WHAT TO PRODUCE:
Wherever a line in the data below holds "caption", copy that line.

[Collected data entries]

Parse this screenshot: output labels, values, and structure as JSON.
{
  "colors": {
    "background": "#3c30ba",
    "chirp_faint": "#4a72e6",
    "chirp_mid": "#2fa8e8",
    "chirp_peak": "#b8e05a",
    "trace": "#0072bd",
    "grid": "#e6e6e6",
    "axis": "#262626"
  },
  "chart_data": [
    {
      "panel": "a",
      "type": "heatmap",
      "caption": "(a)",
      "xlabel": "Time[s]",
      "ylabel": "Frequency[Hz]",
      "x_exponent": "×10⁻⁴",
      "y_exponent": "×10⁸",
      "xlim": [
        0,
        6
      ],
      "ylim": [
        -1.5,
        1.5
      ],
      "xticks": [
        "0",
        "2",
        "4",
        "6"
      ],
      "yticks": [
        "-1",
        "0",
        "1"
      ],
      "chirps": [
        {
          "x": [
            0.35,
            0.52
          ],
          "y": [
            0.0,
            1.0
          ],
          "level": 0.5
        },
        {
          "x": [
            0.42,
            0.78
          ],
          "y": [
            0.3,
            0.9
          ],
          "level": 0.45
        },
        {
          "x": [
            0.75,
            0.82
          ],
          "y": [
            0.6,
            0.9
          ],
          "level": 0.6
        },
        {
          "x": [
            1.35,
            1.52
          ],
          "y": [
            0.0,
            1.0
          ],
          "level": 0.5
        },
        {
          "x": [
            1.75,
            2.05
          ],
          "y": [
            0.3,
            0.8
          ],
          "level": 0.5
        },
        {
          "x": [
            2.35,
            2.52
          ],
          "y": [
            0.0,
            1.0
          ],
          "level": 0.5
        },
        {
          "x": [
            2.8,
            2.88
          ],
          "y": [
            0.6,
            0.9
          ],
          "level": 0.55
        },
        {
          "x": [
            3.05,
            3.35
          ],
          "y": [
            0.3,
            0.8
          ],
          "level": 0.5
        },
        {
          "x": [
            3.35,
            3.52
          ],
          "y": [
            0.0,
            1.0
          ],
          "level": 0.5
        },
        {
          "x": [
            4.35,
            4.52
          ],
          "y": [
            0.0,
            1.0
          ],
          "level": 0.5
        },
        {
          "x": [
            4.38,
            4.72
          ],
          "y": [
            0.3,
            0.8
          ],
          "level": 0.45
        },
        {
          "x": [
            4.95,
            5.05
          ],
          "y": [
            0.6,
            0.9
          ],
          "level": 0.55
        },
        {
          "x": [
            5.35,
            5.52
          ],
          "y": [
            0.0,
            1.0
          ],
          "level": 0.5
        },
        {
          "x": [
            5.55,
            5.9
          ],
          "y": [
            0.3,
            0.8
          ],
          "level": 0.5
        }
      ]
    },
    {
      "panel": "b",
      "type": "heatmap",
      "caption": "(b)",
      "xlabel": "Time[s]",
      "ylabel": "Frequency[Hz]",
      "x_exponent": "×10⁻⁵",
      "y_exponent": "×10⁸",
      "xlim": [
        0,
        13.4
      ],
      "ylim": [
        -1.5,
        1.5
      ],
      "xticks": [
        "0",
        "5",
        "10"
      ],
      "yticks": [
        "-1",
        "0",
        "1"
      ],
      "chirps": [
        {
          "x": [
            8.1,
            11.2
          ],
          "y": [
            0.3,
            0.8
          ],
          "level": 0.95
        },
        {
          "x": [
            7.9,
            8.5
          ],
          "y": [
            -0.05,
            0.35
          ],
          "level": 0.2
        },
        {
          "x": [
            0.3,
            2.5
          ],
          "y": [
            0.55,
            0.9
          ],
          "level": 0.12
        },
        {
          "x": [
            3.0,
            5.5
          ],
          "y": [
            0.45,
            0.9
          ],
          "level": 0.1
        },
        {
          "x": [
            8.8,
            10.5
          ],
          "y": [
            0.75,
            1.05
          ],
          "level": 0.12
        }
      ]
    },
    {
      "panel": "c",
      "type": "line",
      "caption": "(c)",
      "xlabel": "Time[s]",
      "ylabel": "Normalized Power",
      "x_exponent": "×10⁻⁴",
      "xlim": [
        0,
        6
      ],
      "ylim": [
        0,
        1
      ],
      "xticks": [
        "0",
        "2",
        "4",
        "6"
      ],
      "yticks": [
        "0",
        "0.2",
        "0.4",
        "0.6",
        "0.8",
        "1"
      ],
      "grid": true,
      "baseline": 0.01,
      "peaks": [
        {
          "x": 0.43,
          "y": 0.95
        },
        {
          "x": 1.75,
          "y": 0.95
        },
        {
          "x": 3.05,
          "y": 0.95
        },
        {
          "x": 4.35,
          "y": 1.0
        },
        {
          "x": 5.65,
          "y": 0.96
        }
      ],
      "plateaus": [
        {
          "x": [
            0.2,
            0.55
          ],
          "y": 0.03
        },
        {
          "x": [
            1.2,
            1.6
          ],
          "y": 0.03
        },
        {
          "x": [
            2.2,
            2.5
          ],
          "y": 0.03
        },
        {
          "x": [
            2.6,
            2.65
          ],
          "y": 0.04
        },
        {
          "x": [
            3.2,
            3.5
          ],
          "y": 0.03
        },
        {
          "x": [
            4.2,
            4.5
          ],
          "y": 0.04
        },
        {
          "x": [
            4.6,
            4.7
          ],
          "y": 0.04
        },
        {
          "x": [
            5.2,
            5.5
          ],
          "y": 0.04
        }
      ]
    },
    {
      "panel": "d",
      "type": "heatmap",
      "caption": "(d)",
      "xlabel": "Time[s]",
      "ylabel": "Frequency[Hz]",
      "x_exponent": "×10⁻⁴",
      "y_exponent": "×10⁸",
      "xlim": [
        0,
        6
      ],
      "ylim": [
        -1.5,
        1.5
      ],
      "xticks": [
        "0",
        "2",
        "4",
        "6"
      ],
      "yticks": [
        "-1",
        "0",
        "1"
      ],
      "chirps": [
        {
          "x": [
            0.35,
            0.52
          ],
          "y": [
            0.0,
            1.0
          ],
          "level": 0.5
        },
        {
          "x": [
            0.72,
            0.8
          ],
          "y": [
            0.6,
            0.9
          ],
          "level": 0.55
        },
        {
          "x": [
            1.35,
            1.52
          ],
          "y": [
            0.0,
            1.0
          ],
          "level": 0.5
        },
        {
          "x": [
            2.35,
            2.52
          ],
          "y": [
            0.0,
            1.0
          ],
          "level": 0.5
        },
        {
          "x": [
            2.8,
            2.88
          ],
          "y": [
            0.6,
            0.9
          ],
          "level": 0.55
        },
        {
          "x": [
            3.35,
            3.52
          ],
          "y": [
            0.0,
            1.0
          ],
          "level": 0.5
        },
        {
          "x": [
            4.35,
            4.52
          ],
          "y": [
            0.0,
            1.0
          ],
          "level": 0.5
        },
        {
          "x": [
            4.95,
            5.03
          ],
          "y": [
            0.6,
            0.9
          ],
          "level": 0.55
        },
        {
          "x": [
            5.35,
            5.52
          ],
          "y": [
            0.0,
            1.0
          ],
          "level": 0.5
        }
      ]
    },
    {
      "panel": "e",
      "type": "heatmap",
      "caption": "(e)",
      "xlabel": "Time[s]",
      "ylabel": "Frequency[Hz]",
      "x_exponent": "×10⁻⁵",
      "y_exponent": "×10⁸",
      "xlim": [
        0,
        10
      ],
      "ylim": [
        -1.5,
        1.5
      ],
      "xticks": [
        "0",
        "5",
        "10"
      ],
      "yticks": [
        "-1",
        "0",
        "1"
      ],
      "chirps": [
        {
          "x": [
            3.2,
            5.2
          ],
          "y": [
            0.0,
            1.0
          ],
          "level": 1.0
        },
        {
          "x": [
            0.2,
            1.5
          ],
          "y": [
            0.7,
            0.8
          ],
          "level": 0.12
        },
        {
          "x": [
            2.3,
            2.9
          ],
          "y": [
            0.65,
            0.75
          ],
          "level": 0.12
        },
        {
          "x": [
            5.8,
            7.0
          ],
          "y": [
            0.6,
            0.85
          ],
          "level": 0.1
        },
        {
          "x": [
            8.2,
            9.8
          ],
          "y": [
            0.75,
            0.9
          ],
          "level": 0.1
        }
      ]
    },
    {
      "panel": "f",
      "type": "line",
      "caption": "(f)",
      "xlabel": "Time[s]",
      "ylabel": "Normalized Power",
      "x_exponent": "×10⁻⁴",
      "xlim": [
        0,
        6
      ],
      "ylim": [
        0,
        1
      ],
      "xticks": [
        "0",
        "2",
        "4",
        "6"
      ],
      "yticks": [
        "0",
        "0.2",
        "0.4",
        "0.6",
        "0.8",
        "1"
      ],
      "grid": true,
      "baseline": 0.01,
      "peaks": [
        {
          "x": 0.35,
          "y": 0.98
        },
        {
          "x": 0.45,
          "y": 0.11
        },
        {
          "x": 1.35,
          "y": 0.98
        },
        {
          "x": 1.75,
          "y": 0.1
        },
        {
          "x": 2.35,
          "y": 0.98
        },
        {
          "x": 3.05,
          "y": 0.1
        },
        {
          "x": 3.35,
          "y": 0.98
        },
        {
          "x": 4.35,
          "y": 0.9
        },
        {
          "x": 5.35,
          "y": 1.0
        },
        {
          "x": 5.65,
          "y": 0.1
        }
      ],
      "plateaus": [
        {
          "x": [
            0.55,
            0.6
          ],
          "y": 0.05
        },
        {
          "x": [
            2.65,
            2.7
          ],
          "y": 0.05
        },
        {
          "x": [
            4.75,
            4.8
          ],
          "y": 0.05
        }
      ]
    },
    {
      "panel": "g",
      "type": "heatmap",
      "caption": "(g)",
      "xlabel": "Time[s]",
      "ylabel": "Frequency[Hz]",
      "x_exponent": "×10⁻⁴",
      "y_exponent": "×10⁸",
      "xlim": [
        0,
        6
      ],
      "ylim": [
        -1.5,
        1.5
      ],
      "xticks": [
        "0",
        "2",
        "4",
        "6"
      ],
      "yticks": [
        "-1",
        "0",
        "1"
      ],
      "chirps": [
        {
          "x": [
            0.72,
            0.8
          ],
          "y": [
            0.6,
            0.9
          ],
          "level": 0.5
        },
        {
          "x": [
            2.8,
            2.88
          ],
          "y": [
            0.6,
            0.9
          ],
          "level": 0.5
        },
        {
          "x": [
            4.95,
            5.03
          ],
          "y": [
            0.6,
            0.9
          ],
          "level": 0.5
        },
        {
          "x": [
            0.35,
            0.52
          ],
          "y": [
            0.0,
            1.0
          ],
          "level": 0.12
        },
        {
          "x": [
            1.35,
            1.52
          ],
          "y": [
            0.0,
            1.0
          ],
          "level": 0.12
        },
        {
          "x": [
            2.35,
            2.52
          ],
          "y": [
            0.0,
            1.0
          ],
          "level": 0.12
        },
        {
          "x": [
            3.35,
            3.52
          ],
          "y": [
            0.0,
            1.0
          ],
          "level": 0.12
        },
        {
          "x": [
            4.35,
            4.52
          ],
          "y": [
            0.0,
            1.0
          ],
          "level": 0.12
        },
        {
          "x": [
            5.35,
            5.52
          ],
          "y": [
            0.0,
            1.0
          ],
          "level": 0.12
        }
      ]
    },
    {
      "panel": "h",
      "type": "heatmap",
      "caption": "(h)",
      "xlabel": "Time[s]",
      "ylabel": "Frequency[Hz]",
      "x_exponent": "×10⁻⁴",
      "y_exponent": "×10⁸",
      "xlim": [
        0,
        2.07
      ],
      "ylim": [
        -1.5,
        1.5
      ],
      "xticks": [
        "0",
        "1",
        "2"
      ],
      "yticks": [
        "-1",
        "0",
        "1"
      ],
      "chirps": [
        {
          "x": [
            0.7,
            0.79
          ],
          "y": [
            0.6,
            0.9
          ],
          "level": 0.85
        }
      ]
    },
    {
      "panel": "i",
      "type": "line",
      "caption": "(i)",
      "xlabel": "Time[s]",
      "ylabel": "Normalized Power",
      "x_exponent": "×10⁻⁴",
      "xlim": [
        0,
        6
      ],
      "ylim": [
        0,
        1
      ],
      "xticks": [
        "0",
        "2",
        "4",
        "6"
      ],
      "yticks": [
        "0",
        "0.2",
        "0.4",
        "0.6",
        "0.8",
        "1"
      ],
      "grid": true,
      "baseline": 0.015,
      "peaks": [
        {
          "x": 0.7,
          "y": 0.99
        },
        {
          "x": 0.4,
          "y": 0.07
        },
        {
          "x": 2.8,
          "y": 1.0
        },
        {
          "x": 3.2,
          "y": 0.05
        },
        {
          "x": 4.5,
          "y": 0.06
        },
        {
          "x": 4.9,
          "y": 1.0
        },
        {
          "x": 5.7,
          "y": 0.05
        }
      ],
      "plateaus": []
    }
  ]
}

FINAL RESULT:
      "caption": "(a)",
      "caption": "(b)",
      "caption": "(c)",
      "caption": "(d)",
      "caption": "(e)",
      "caption": "(f)",
      "caption": "(g)",
      "caption": "(h)",
      "caption": "(i)",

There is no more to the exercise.